What is required:
All entries must be repeated exactly; do not include the pictures.

* START Records for processing *

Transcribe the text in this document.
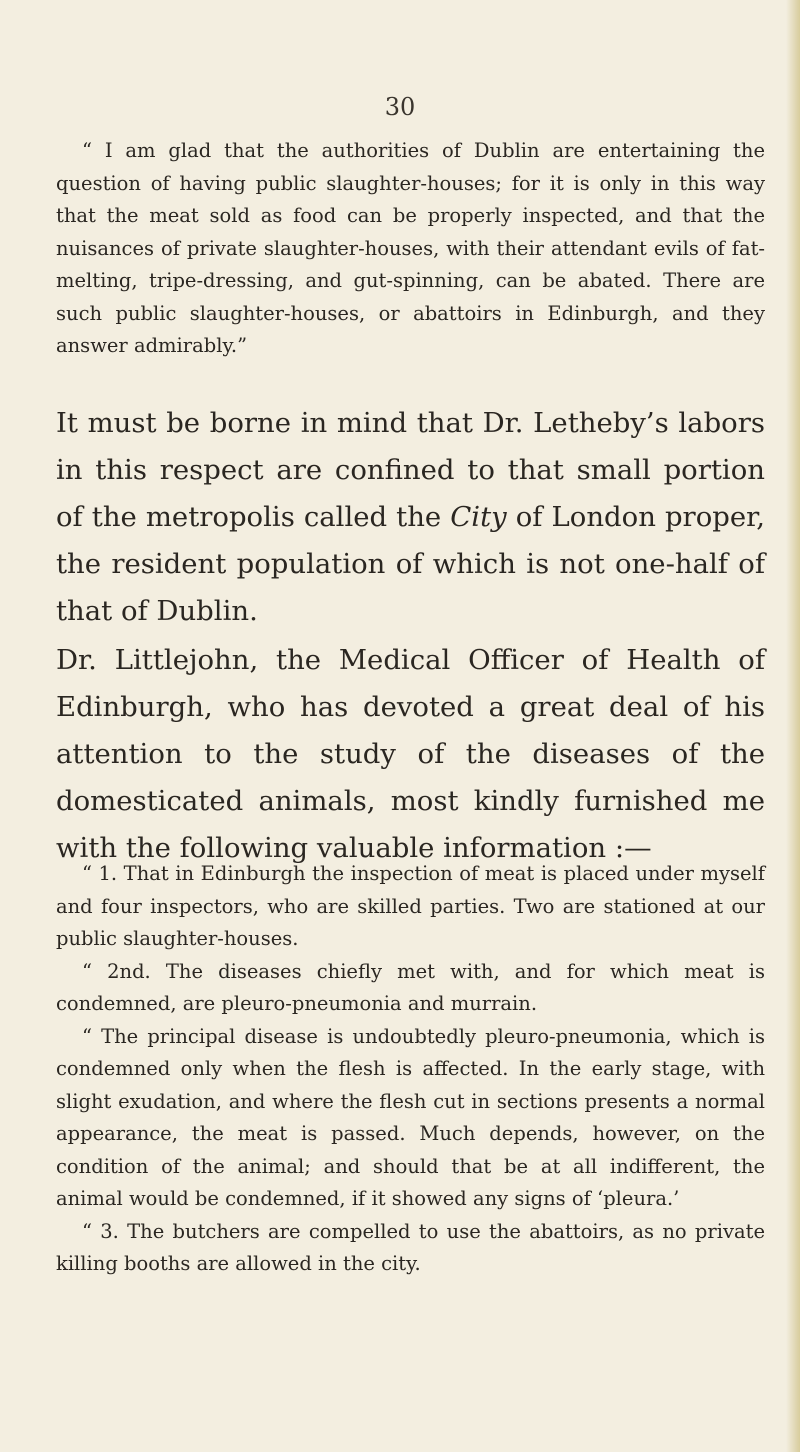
30

“ I am glad that the authorities of Dublin are entertaining the question of having public slaughter-houses; for it is only in this way that the meat sold as food can be properly inspected, and that the nuisances of private slaughter-houses, with their attendant evils of fat-melting, tripe-dressing, and gut-spinning, can be abated. There are such public slaughter-houses, or abattoirs in Edinburgh, and they answer admirably.”

It must be borne in mind that Dr. Letheby’s labors in this respect are confined to that small portion of the metropolis called the City of London proper, the resident population of which is not one-half of that of Dublin.

Dr. Littlejohn, the Medical Officer of Health of Edinburgh, who has devoted a great deal of his attention to the study of the diseases of the domesticated animals, most kindly furnished me with the following valuable information :—

“ 1. That in Edinburgh the inspection of meat is placed under myself and four inspectors, who are skilled parties. Two are stationed at our public slaughter-houses.

“ 2nd. The diseases chiefly met with, and for which meat is condemned, are pleuro-pneumonia and murrain.

“ The principal disease is undoubtedly pleuro-pneumonia, which is condemned only when the flesh is affected. In the early stage, with slight exudation, and where the flesh cut in sections presents a normal appearance, the meat is passed. Much depends, however, on the condition of the animal; and should that be at all indifferent, the animal would be condemned, if it showed any signs of ‘pleura.’

“ 3. The butchers are compelled to use the abattoirs, as no private killing booths are allowed in the city.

* END Records for processing *

Reply:
Transcribe the text in this document.
30

“ I am glad that the authorities of Dublin are entertaining the question of having public slaughter-houses; for it is only in this way that the meat sold as food can be properly inspected, and that the nuisances of private slaughter-houses, with their attendant evils of fat-melting, tripe-dressing, and gut-spinning, can be abated. There are such public slaughter-houses, or abattoirs in Edinburgh, and they answer admirably.”

It must be borne in mind that Dr. Letheby’s labors in this respect are confined to that small portion of the metropolis called the City of London proper, the resident population of which is not one-half of that of Dublin.

Dr. Littlejohn, the Medical Officer of Health of Edinburgh, who has devoted a great deal of his attention to the study of the diseases of the domesticated animals, most kindly furnished me with the following valuable information :—

“ 1. That in Edinburgh the inspection of meat is placed under myself and four inspectors, who are skilled parties. Two are stationed at our public slaughter-houses.

“ 2nd. The diseases chiefly met with, and for which meat is condemned, are pleuro-pneumonia and murrain.

“ The principal disease is undoubtedly pleuro-pneumonia, which is condemned only when the flesh is affected. In the early stage, with slight exudation, and where the flesh cut in sections presents a normal appearance, the meat is passed. Much depends, however, on the condition of the animal; and should that be at all indifferent, the animal would be condemned, if it showed any signs of ‘pleura.’

“ 3. The butchers are compelled to use the abattoirs, as no private killing booths are allowed in the city.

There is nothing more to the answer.